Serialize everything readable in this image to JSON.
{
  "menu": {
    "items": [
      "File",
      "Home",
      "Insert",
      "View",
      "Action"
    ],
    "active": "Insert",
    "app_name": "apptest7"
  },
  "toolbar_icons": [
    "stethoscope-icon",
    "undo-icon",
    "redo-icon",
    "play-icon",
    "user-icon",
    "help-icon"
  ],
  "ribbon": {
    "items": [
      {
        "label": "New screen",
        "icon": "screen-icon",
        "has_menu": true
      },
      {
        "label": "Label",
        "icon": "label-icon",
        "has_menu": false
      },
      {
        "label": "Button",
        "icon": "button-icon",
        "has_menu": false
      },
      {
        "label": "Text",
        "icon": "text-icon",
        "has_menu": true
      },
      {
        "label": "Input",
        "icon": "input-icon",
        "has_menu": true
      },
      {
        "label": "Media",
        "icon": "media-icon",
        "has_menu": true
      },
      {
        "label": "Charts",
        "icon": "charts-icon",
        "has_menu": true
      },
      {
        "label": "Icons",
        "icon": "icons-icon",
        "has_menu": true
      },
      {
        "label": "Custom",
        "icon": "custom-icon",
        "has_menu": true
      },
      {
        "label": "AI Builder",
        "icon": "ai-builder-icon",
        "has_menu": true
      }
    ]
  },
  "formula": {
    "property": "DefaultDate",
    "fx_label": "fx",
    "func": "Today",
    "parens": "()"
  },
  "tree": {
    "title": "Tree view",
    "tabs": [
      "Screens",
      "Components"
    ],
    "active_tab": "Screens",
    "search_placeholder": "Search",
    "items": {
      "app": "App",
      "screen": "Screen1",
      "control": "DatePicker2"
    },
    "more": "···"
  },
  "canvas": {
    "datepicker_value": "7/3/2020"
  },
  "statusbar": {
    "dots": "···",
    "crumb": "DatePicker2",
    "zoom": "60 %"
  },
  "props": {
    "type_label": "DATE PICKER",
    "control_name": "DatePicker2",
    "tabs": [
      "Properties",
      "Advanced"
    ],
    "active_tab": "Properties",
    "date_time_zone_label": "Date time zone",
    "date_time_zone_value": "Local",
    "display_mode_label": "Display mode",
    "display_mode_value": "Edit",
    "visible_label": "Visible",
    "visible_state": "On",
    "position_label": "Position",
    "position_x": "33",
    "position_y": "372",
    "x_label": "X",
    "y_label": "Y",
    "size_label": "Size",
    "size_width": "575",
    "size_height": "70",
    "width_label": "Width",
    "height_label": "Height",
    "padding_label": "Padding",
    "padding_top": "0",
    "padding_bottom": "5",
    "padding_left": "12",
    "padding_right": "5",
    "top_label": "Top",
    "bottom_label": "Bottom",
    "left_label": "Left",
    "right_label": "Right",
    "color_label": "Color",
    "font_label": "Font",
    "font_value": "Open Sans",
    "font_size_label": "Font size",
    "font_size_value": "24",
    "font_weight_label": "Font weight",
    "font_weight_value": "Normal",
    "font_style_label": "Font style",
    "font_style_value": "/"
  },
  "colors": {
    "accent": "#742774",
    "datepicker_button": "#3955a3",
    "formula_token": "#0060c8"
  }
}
==============================
WORK TO COMPLETE:
Every line of the material must be returned exactly as it appears.

SOLUTION:
Serialize everything readable in this image to JSON.
{
  "menu": {
    "items": [
      "File",
      "Home",
      "Insert",
      "View",
      "Action"
    ],
    "active": "Insert",
    "app_name": "apptest7"
  },
  "toolbar_icons": [
    "stethoscope-icon",
    "undo-icon",
    "redo-icon",
    "play-icon",
    "user-icon",
    "help-icon"
  ],
  "ribbon": {
    "items": [
      {
        "label": "New screen",
        "icon": "screen-icon",
        "has_menu": true
      },
      {
        "label": "Label",
        "icon": "label-icon",
        "has_menu": false
      },
      {
        "label": "Button",
        "icon": "button-icon",
        "has_menu": false
      },
      {
        "label": "Text",
        "icon": "text-icon",
        "has_menu": true
      },
      {
        "label": "Input",
        "icon": "input-icon",
        "has_menu": true
      },
      {
        "label": "Media",
        "icon": "media-icon",
        "has_menu": true
      },
      {
        "label": "Charts",
        "icon": "charts-icon",
        "has_menu": true
      },
      {
        "label": "Icons",
        "icon": "icons-icon",
        "has_menu": true
      },
      {
        "label": "Custom",
        "icon": "custom-icon",
        "has_menu": true
      },
      {
        "label": "AI Builder",
        "icon": "ai-builder-icon",
        "has_menu": true
      }
    ]
  },
  "formula": {
    "property": "DefaultDate",
    "fx_label": "fx",
    "func": "Today",
    "parens": "()"
  },
  "tree": {
    "title": "Tree view",
    "tabs": [
      "Screens",
      "Components"
    ],
    "active_tab": "Screens",
    "search_placeholder": "Search",
    "items": {
      "app": "App",
      "screen": "Screen1",
      "control": "DatePicker2"
    },
    "more": "···"
  },
  "canvas": {
    "datepicker_value": "7/3/2020"
  },
  "statusbar": {
    "dots": "···",
    "crumb": "DatePicker2",
    "zoom": "60 %"
  },
  "props": {
    "type_label": "DATE PICKER",
    "control_name": "DatePicker2",
    "tabs": [
      "Properties",
      "Advanced"
    ],
    "active_tab": "Properties",
    "date_time_zone_label": "Date time zone",
    "date_time_zone_value": "Local",
    "display_mode_label": "Display mode",
    "display_mode_value": "Edit",
    "visible_label": "Visible",
    "visible_state": "On",
    "position_label": "Position",
    "position_x": "33",
    "position_y": "372",
    "x_label": "X",
    "y_label": "Y",
    "size_label": "Size",
    "size_width": "575",
    "size_height": "70",
    "width_label": "Width",
    "height_label": "Height",
    "padding_label": "Padding",
    "padding_top": "0",
    "padding_bottom": "5",
    "padding_left": "12",
    "padding_right": "5",
    "top_label": "Top",
    "bottom_label": "Bottom",
    "left_label": "Left",
    "right_label": "Right",
    "color_label": "Color",
    "font_label": "Font",
    "font_value": "Open Sans",
    "font_size_label": "Font size",
    "font_size_value": "24",
    "font_weight_label": "Font weight",
    "font_weight_value": "Normal",
    "font_style_label": "Font style",
    "font_style_value": "/"
  },
  "colors": {
    "accent": "#742774",
    "datepicker_button": "#3955a3",
    "formula_token": "#0060c8"
  }
}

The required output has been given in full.